── INFORMATION GIVEN

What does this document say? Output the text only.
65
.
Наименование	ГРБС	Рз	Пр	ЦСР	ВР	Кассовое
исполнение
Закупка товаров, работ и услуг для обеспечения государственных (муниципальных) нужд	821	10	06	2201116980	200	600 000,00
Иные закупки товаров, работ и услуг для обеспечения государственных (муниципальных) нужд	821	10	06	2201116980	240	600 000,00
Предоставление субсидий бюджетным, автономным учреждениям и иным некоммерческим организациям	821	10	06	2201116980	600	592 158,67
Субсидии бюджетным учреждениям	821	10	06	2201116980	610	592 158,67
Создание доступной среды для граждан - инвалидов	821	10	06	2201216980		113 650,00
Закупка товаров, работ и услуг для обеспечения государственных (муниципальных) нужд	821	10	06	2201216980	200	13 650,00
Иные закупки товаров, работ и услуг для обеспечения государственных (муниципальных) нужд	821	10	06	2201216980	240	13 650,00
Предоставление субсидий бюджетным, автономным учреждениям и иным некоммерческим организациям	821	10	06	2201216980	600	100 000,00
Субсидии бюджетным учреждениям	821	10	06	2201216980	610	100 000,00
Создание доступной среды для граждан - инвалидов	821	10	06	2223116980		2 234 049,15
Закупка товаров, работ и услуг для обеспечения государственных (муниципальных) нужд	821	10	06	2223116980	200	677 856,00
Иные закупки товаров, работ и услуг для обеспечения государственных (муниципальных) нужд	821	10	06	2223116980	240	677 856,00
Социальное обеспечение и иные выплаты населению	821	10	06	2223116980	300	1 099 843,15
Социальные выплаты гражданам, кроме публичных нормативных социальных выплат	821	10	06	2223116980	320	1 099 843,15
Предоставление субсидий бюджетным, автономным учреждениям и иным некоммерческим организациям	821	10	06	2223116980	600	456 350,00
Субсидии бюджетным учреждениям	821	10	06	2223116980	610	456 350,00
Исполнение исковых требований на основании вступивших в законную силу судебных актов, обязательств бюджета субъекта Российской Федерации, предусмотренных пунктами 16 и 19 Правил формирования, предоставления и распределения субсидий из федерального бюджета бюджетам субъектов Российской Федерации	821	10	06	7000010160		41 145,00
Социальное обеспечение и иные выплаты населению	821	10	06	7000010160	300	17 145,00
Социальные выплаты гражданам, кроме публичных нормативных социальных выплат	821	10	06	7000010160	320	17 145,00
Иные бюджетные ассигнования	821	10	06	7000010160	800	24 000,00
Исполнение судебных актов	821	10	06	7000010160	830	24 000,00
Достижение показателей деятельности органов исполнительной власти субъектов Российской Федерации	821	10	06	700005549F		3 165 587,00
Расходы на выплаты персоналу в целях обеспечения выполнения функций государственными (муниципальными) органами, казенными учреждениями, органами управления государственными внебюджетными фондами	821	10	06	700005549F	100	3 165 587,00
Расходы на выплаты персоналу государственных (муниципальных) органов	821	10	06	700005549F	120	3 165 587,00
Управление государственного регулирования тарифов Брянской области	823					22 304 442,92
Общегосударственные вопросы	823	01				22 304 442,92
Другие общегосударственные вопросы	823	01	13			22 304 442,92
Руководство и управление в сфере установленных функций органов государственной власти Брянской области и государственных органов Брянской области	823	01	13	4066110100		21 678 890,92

────
── INFORMATION GIVEN

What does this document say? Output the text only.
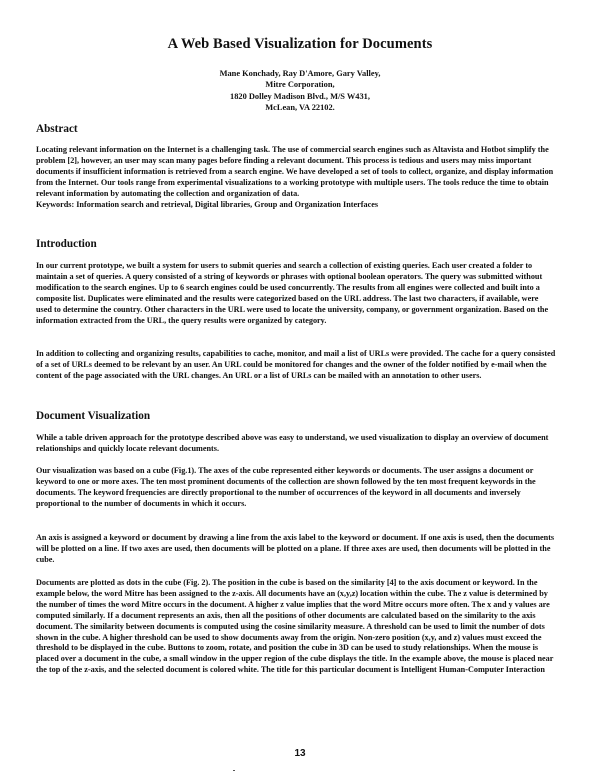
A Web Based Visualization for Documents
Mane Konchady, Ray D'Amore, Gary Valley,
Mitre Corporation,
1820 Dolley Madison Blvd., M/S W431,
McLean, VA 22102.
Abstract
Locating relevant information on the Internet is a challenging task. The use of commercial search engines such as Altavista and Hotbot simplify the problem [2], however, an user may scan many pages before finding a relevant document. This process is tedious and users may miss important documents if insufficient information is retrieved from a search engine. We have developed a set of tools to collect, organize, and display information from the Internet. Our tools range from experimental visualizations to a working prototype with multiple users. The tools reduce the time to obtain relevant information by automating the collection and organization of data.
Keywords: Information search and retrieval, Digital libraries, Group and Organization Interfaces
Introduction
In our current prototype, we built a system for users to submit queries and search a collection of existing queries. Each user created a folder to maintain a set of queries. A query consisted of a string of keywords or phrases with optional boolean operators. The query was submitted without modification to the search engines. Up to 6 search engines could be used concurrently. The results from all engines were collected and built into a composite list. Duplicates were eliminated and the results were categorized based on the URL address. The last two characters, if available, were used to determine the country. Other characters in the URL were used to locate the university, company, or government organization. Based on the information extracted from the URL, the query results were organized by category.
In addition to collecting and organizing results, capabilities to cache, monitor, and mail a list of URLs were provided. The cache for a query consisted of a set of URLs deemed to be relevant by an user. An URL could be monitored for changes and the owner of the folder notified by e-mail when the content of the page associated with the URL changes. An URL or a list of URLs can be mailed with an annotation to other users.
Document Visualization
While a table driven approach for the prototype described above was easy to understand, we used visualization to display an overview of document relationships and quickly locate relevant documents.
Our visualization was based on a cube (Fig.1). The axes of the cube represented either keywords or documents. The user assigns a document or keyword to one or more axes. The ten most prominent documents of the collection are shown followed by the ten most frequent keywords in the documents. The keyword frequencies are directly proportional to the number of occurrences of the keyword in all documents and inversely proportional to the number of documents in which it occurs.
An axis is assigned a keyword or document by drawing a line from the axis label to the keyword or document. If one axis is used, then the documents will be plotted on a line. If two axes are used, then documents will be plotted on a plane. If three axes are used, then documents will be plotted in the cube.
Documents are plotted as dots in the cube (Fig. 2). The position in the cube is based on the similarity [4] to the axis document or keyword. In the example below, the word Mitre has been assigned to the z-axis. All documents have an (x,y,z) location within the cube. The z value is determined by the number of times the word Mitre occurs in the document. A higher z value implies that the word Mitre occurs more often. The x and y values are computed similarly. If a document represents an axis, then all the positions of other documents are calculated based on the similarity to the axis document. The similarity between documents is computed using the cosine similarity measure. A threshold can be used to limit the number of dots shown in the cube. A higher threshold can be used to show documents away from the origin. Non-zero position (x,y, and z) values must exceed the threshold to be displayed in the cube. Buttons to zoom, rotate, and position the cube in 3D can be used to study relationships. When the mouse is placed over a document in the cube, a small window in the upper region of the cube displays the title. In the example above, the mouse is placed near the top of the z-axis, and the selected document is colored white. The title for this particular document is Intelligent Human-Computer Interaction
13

────

WRITTEN EXERCISE: Tally the lines containing "Социальные". Provide the number without any other words.

COMPLETED TASK: 2